** start Dataset extract **
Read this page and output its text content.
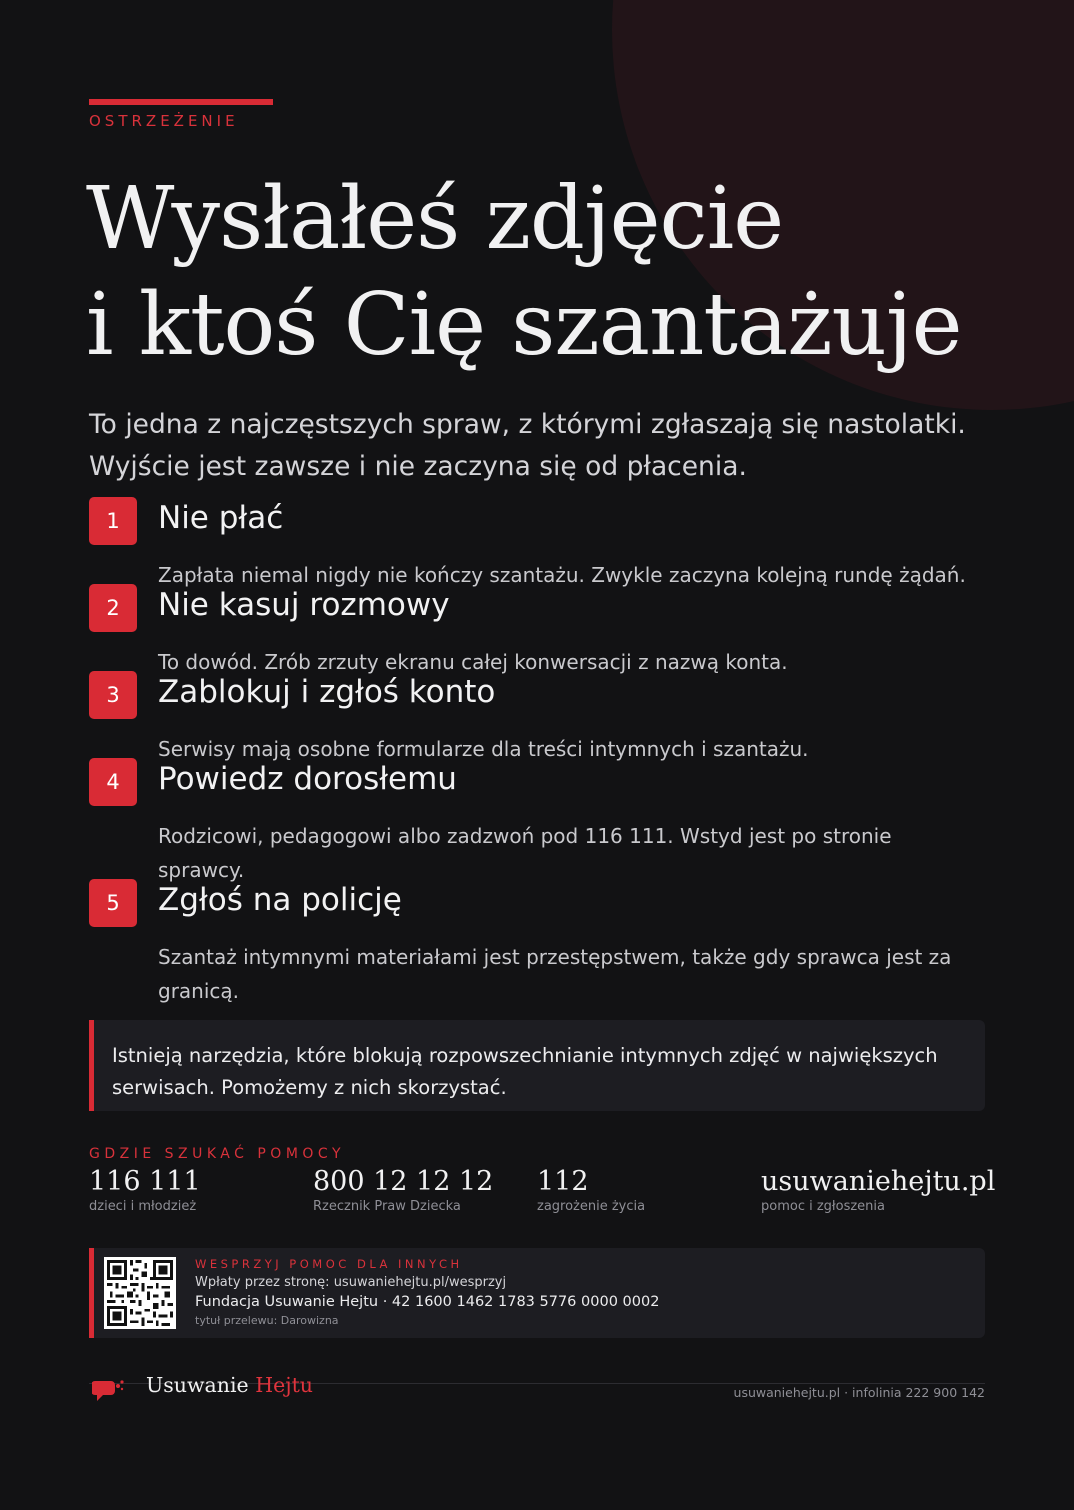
OSTRZEŻENIE
Wysłałeś zdjęcie
i ktoś Cię szantażuje

To jedna z najczęstszych spraw, z którymi zgłaszają się nastolatki. Wyjście jest zawsze i nie zaczyna się od płacenia.

1	Nie płać
Zapłata niemal nigdy nie kończy szantażu. Zwykle zaczyna kolejną rundę żądań.
2	Nie kasuj rozmowy
To dowód. Zrób zrzuty ekranu całej konwersacji z nazwą konta.
3	Zablokuj i zgłoś konto
Serwisy mają osobne formularze dla treści intymnych i szantażu.
4	Powiedz dorosłemu
Rodzicowi, pedagogowi albo zadzwoń pod 116 111. Wstyd jest po stronie sprawcy.
5	Zgłoś na policję
Szantaż intymnymi materiałami jest przestępstwem, także gdy sprawca jest za granicą.

Istnieją narzędzia, które blokują rozpowszechnianie intymnych zdjęć w największych serwisach. Pomożemy z nich skorzystać.

GDZIE SZUKAĆ POMOCY
116 111
dzieci i młodzież
800 12 12 12
Rzecznik Praw Dziecka
112
zagrożenie życia
usuwaniehejtu.pl
pomoc i zgłoszenia
WESPRZYJ POMOC DLA INNYCH
Wpłaty przez stronę: usuwaniehejtu.pl/wesprzyj
Fundacja Usuwanie Hejtu · 42 1600 1462 1783 5776 0000 0002
tytuł przelewu: Darowizna
Usuwanie Hejtu	usuwaniehejtu.pl · infolinia 222 900 142
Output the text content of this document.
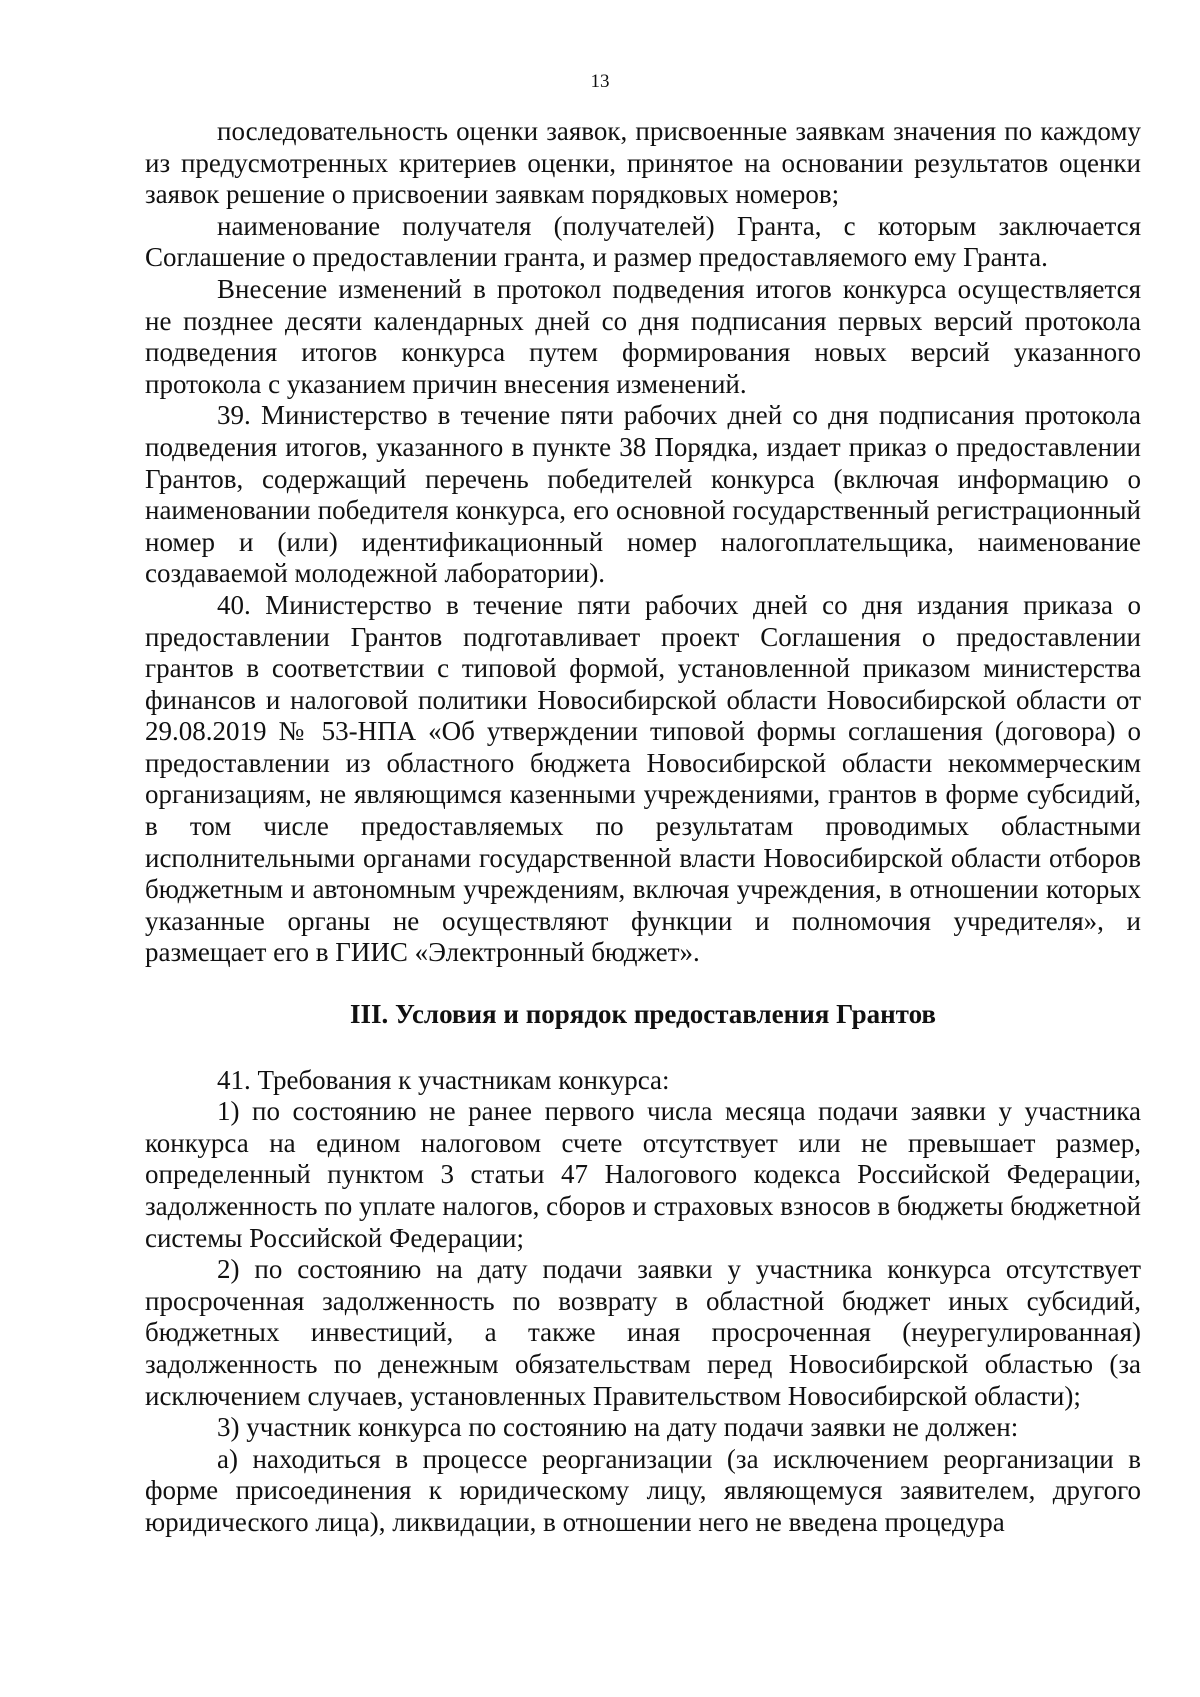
13

последовательность оценки заявок, присвоенные заявкам значения по каждому из предусмотренных критериев оценки, принятое на основании результатов оценки заявок решение о присвоении заявкам порядковых номеров;

наименование получателя (получателей) Гранта, с которым заключается Соглашение о предоставлении гранта, и размер предоставляемого ему Гранта.

Внесение изменений в протокол подведения итогов конкурса осуществляется не позднее десяти календарных дней со дня подписания первых версий протокола подведения итогов конкурса путем формирования новых версий указанного протокола с указанием причин внесения изменений.

39. Министерство в течение пяти рабочих дней со дня подписания протокола подведения итогов, указанного в пункте 38 Порядка, издает приказ о предоставлении Грантов, содержащий перечень победителей конкурса (включая информацию о наименовании победителя конкурса, его основной государственный регистрационный номер и (или) идентификационный номер налогоплательщика, наименование создаваемой молодежной лаборатории).

40. Министерство в течение пяти рабочих дней со дня издания приказа о предоставлении Грантов подготавливает проект Соглашения о предоставлении грантов в соответствии с типовой формой, установленной приказом министерства финансов и налоговой политики Новосибирской области Новосибирской области от 29.08.2019 № 53-НПА «Об утверждении типовой формы соглашения (договора) о предоставлении из областного бюджета Новосибирской области некоммерческим организациям, не являющимся казенными учреждениями, грантов в форме субсидий, в том числе предоставляемых по результатам проводимых областными исполнительными органами государственной власти Новосибирской области отборов бюджетным и автономным учреждениям, включая учреждения, в отношении которых указанные органы не осуществляют функции и полномочия учредителя», и размещает его в ГИИС «Электронный бюджет».

III. Условия и порядок предоставления Грантов

41. Требования к участникам конкурса:

1) по состоянию не ранее первого числа месяца подачи заявки у участника конкурса на едином налоговом счете отсутствует или не превышает размер, определенный пунктом 3 статьи 47 Налогового кодекса Российской Федерации, задолженность по уплате налогов, сборов и страховых взносов в бюджеты бюджетной системы Российской Федерации;

2) по состоянию на дату подачи заявки у участника конкурса отсутствует просроченная задолженность по возврату в областной бюджет иных субсидий, бюджетных инвестиций, а также иная просроченная (неурегулированная) задолженность по денежным обязательствам перед Новосибирской областью (за исключением случаев, установленных Правительством Новосибирской области);

3) участник конкурса по состоянию на дату подачи заявки не должен:

а) находиться в процессе реорганизации (за исключением реорганизации в форме присоединения к юридическому лицу, являющемуся заявителем, другого юридического лица), ликвидации, в отношении него не введена процедура
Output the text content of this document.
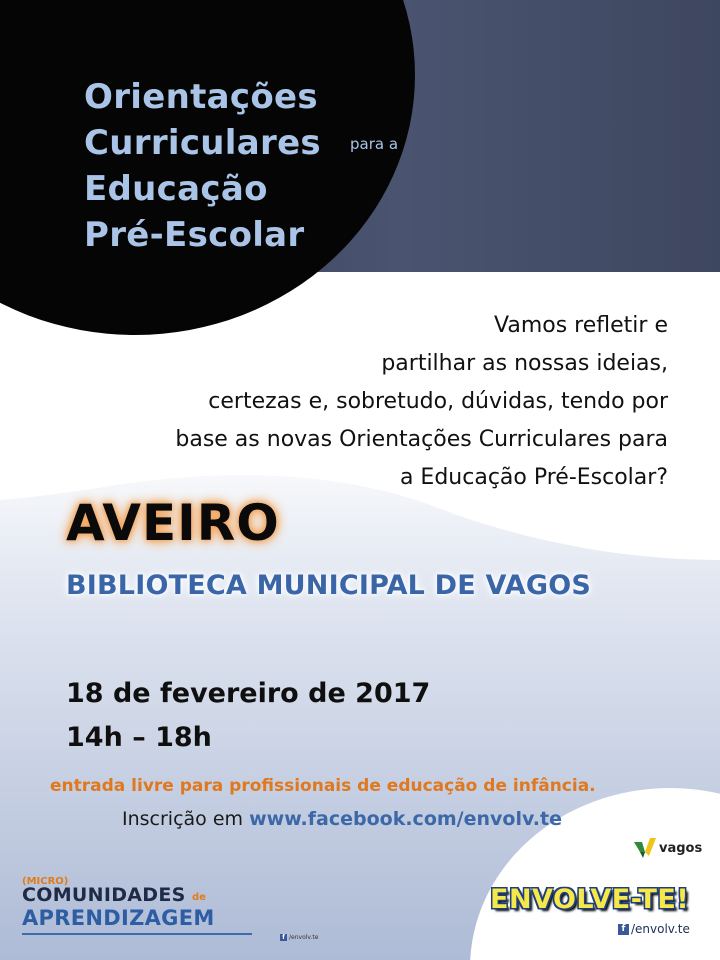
Orientações
Curriculares
Educação
Pré-Escolar
para a
Vamos refletir e
partilhar as nossas ideias,
certezas e, sobretudo, dúvidas, tendo por
base as novas Orientações Curriculares para
a Educação Pré-Escolar?
AVEIRO
BIBLIOTECA MUNICIPAL DE VAGOS
18 de fevereiro de 2017
14h – 18h
entrada livre para profissionais de educação de infância.
Inscrição em www.facebook.com/envolv.te
vagos
ENVOLVE-TE!
f /envolv.te
(MICRO)
COMUNIDADES de
APRENDIZAGEM
f /envolv.te
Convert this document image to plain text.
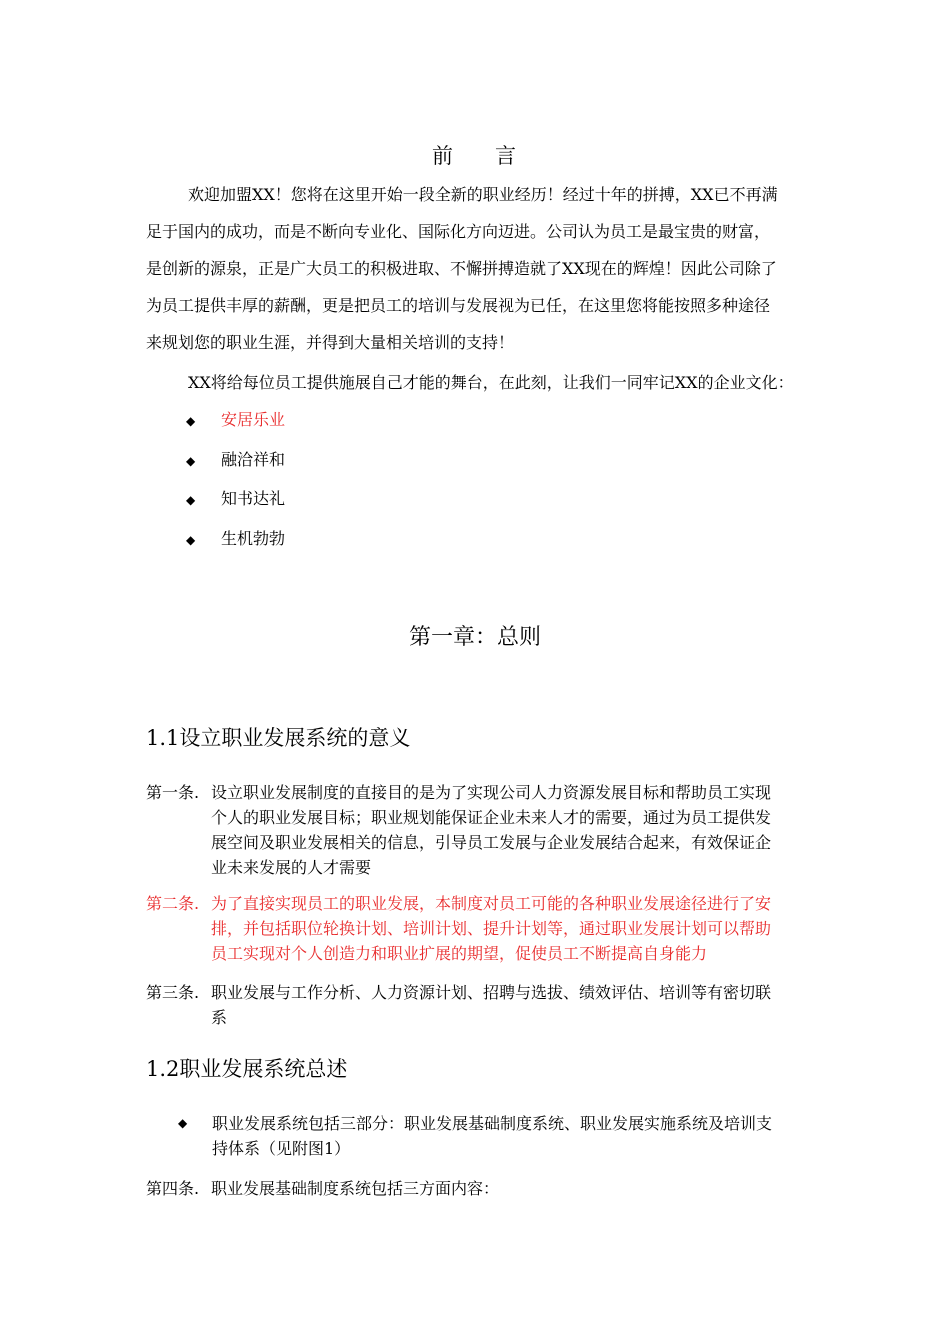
前 言
欢迎加盟XX！您将在这里开始一段全新的职业经历！经过十年的拼搏，XX已不再满
足于国内的成功，而是不断向专业化、国际化方向迈进。公司认为员工是最宝贵的财富，
是创新的源泉，正是广大员工的积极进取、不懈拼搏造就了XX现在的辉煌！因此公司除了
为员工提供丰厚的薪酬，更是把员工的培训与发展视为已任，在这里您将能按照多种途径
来规划您的职业生涯，并得到大量相关培训的支持！
XX将给每位员工提供施展自己才能的舞台，在此刻，让我们一同牢记XX的企业文化：
◆ 安居乐业
◆ 融洽祥和
◆ 知书达礼
◆ 生机勃勃
第一章：总则
1.1设立职业发展系统的意义
第一条. 设立职业发展制度的直接目的是为了实现公司人力资源发展目标和帮助员工实现
个人的职业发展目标；职业规划能保证企业未来人才的需要，通过为员工提供发
展空间及职业发展相关的信息，引导员工发展与企业发展结合起来，有效保证企
业未来发展的人才需要
第二条. 为了直接实现员工的职业发展，本制度对员工可能的各种职业发展途径进行了安
排，并包括职位轮换计划、培训计划、提升计划等，通过职业发展计划可以帮助
员工实现对个人创造力和职业扩展的期望，促使员工不断提高自身能力
第三条. 职业发展与工作分析、人力资源计划、招聘与选拔、绩效评估、培训等有密切联
系
1.2职业发展系统总述
◆ 职业发展系统包括三部分：职业发展基础制度系统、职业发展实施系统及培训支
持体系（见附图1）
第四条. 职业发展基础制度系统包括三方面内容：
** end Dataset extract **
• **Exercise brief**
Return all of the entries exactly as written, but drop any pictures they hold.

• **Result of the task**
Read this page and output its text content.
OSTRZEŻENIE
Wysłałeś zdjęcie
i ktoś Cię szantażuje

To jedna z najczęstszych spraw, z którymi zgłaszają się nastolatki. Wyjście jest zawsze i nie zaczyna się od płacenia.

1	Nie płać
Zapłata niemal nigdy nie kończy szantażu. Zwykle zaczyna kolejną rundę żądań.
2	Nie kasuj rozmowy
To dowód. Zrób zrzuty ekranu całej konwersacji z nazwą konta.
3	Zablokuj i zgłoś konto
Serwisy mają osobne formularze dla treści intymnych i szantażu.
4	Powiedz dorosłemu
Rodzicowi, pedagogowi albo zadzwoń pod 116 111. Wstyd jest po stronie sprawcy.
5	Zgłoś na policję
Szantaż intymnymi materiałami jest przestępstwem, także gdy sprawca jest za granicą.

Istnieją narzędzia, które blokują rozpowszechnianie intymnych zdjęć w największych serwisach. Pomożemy z nich skorzystać.

GDZIE SZUKAĆ POMOCY
116 111
dzieci i młodzież
800 12 12 12
Rzecznik Praw Dziecka
112
zagrożenie życia
usuwaniehejtu.pl
pomoc i zgłoszenia
WESPRZYJ POMOC DLA INNYCH
Wpłaty przez stronę: usuwaniehejtu.pl/wesprzyj
Fundacja Usuwanie Hejtu · 42 1600 1462 1783 5776 0000 0002
tytuł przelewu: Darowizna
Usuwanie Hejtu	usuwaniehejtu.pl · infolinia 222 900 142
Output the text content of this document.
13

последовательность оценки заявок, присвоенные заявкам значения по каждому из предусмотренных критериев оценки, принятое на основании результатов оценки заявок решение о присвоении заявкам порядковых номеров;

наименование получателя (получателей) Гранта, с которым заключается Соглашение о предоставлении гранта, и размер предоставляемого ему Гранта.

Внесение изменений в протокол подведения итогов конкурса осуществляется не позднее десяти календарных дней со дня подписания первых версий протокола подведения итогов конкурса путем формирования новых версий указанного протокола с указанием причин внесения изменений.

39. Министерство в течение пяти рабочих дней со дня подписания протокола подведения итогов, указанного в пункте 38 Порядка, издает приказ о предоставлении Грантов, содержащий перечень победителей конкурса (включая информацию о наименовании победителя конкурса, его основной государственный регистрационный номер и (или) идентификационный номер налогоплательщика, наименование создаваемой молодежной лаборатории).

40. Министерство в течение пяти рабочих дней со дня издания приказа о предоставлении Грантов подготавливает проект Соглашения о предоставлении грантов в соответствии с типовой формой, установленной приказом министерства финансов и налоговой политики Новосибирской области Новосибирской области от 29.08.2019 № 53-НПА «Об утверждении типовой формы соглашения (договора) о предоставлении из областного бюджета Новосибирской области некоммерческим организациям, не являющимся казенными учреждениями, грантов в форме субсидий, в том числе предоставляемых по результатам проводимых областными исполнительными органами государственной власти Новосибирской области отборов бюджетным и автономным учреждениям, включая учреждения, в отношении которых указанные органы не осуществляют функции и полномочия учредителя», и размещает его в ГИИС «Электронный бюджет».

III. Условия и порядок предоставления Грантов

41. Требования к участникам конкурса:

1) по состоянию не ранее первого числа месяца подачи заявки у участника конкурса на едином налоговом счете отсутствует или не превышает размер, определенный пунктом 3 статьи 47 Налогового кодекса Российской Федерации, задолженность по уплате налогов, сборов и страховых взносов в бюджеты бюджетной системы Российской Федерации;

2) по состоянию на дату подачи заявки у участника конкурса отсутствует просроченная задолженность по возврату в областной бюджет иных субсидий, бюджетных инвестиций, а также иная просроченная (неурегулированная) задолженность по денежным обязательствам перед Новосибирской областью (за исключением случаев, установленных Правительством Новосибирской области);

3) участник конкурса по состоянию на дату подачи заявки не должен:

а) находиться в процессе реорганизации (за исключением реорганизации в форме присоединения к юридическому лицу, являющемуся заявителем, другого юридического лица), ликвидации, в отношении него не введена процедура
Output the text content of this document.
Orientações
Curriculares
Educação
Pré-Escolar
para a
Vamos refletir e
partilhar as nossas ideias,
certezas e, sobretudo, dúvidas, tendo por
base as novas Orientações Curriculares para
a Educação Pré-Escolar?
AVEIRO
BIBLIOTECA MUNICIPAL DE VAGOS
18 de fevereiro de 2017
14h – 18h
entrada livre para profissionais de educação de infância.
Inscrição em www.facebook.com/envolv.te
vagos
ENVOLVE-TE!
f /envolv.te
(MICRO)
COMUNIDADES de
APRENDIZAGEM
f /envolv.te
Convert this document image to plain text.
前 言
欢迎加盟XX！您将在这里开始一段全新的职业经历！经过十年的拼搏，XX已不再满
足于国内的成功，而是不断向专业化、国际化方向迈进。公司认为员工是最宝贵的财富，
是创新的源泉，正是广大员工的积极进取、不懈拼搏造就了XX现在的辉煌！因此公司除了
为员工提供丰厚的薪酬，更是把员工的培训与发展视为已任，在这里您将能按照多种途径
来规划您的职业生涯，并得到大量相关培训的支持！
XX将给每位员工提供施展自己才能的舞台，在此刻，让我们一同牢记XX的企业文化：
◆ 安居乐业
◆ 融洽祥和
◆ 知书达礼
◆ 生机勃勃
第一章：总则
1.1设立职业发展系统的意义
第一条. 设立职业发展制度的直接目的是为了实现公司人力资源发展目标和帮助员工实现
个人的职业发展目标；职业规划能保证企业未来人才的需要，通过为员工提供发
展空间及职业发展相关的信息，引导员工发展与企业发展结合起来，有效保证企
业未来发展的人才需要
第二条. 为了直接实现员工的职业发展，本制度对员工可能的各种职业发展途径进行了安
排，并包括职位轮换计划、培训计划、提升计划等，通过职业发展计划可以帮助
员工实现对个人创造力和职业扩展的期望，促使员工不断提高自身能力
第三条. 职业发展与工作分析、人力资源计划、招聘与选拔、绩效评估、培训等有密切联
系
1.2职业发展系统总述
◆ 职业发展系统包括三部分：职业发展基础制度系统、职业发展实施系统及培训支
持体系（见附图1）
第四条. 职业发展基础制度系统包括三方面内容：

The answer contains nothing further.